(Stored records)
--- Begin ---

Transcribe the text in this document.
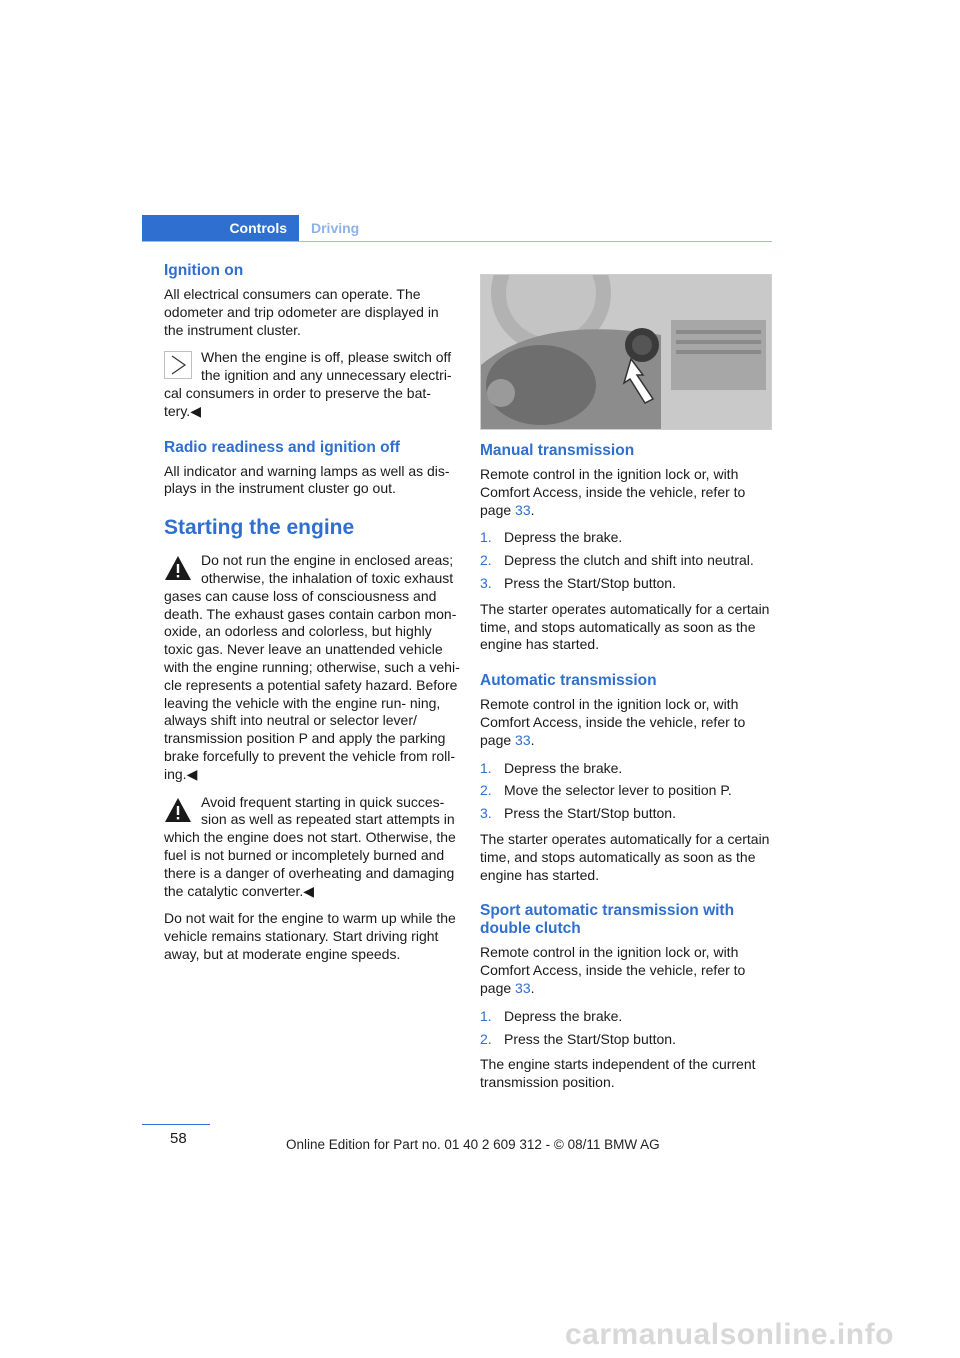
Controls	Driving
Ignition on

All electrical consumers can operate. The odometer and trip odometer are displayed in the instrument cluster.

When the engine is off, please switch off the ignition and any unnecessary electri-
cal consumers in order to preserve the bat- tery.◀

Radio readiness and ignition off

All indicator and warning lamps as well as dis- plays in the instrument cluster go out.

Starting the engine

Do not run the engine in enclosed areas; otherwise, the inhalation of toxic exhaust
gases can cause loss of consciousness and death. The exhaust gases contain carbon mon- oxide, an odorless and colorless, but highly toxic gas. Never leave an unattended vehicle with the engine running; otherwise, such a vehi- cle represents a potential safety hazard. Before leaving the vehicle with the engine run- ning, always shift into neutral or selector lever/ transmission position P and apply the parking brake forcefully to prevent the vehicle from roll- ing.◀

Avoid frequent starting in quick succes- sion as well as repeated start attempts in
which the engine does not start. Otherwise, the fuel is not burned or incompletely burned and there is a danger of overheating and damaging the catalytic converter.◀

Do not wait for the engine to warm up while the vehicle remains stationary. Start driving right away, but at moderate engine speeds.

Manual transmission

Remote control in the ignition lock or, with Comfort Access, inside the vehicle, refer to page 33.

1. Depress the brake.
2. Depress the clutch and shift into neutral.
3. Press the Start/Stop button.

The starter operates automatically for a certain time, and stops automatically as soon as the engine has started.

Automatic transmission

Remote control in the ignition lock or, with Comfort Access, inside the vehicle, refer to page 33.

1. Depress the brake.
2. Move the selector lever to position P.
3. Press the Start/Stop button.

The starter operates automatically for a certain time, and stops automatically as soon as the engine has started.

Sport automatic transmission with double clutch

Remote control in the ignition lock or, with Comfort Access, inside the vehicle, refer to page 33.

1. Depress the brake.
2. Press the Start/Stop button.

The engine starts independent of the current transmission position.

58	Online Edition for Part no. 01 40 2 609 312 - © 08/11 BMW AG
carmanualsonline.info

--- End ---

THE TASK
Verbatim reproduction of every record is required; images are left out.

REPLY TO THE EXERCISE
Transcribe the text in this document.
Controls	Driving
Ignition on

All electrical consumers can operate. The odometer and trip odometer are displayed in the instrument cluster.

When the engine is off, please switch off the ignition and any unnecessary electri-
cal consumers in order to preserve the bat- tery.◀

Radio readiness and ignition off

All indicator and warning lamps as well as dis- plays in the instrument cluster go out.

Starting the engine

Do not run the engine in enclosed areas; otherwise, the inhalation of toxic exhaust
gases can cause loss of consciousness and death. The exhaust gases contain carbon mon- oxide, an odorless and colorless, but highly toxic gas. Never leave an unattended vehicle with the engine running; otherwise, such a vehi- cle represents a potential safety hazard. Before leaving the vehicle with the engine run- ning, always shift into neutral or selector lever/ transmission position P and apply the parking brake forcefully to prevent the vehicle from roll- ing.◀

Avoid frequent starting in quick succes- sion as well as repeated start attempts in
which the engine does not start. Otherwise, the fuel is not burned or incompletely burned and there is a danger of overheating and damaging the catalytic converter.◀

Do not wait for the engine to warm up while the vehicle remains stationary. Start driving right away, but at moderate engine speeds.

Manual transmission

Remote control in the ignition lock or, with Comfort Access, inside the vehicle, refer to page 33.

1. Depress the brake.
2. Depress the clutch and shift into neutral.
3. Press the Start/Stop button.

The starter operates automatically for a certain time, and stops automatically as soon as the engine has started.

Automatic transmission

Remote control in the ignition lock or, with Comfort Access, inside the vehicle, refer to page 33.

1. Depress the brake.
2. Move the selector lever to position P.
3. Press the Start/Stop button.

The starter operates automatically for a certain time, and stops automatically as soon as the engine has started.

Sport automatic transmission with double clutch

Remote control in the ignition lock or, with Comfort Access, inside the vehicle, refer to page 33.

1. Depress the brake.
2. Press the Start/Stop button.

The engine starts independent of the current transmission position.

58	Online Edition for Part no. 01 40 2 609 312 - © 08/11 BMW AG
carmanualsonline.info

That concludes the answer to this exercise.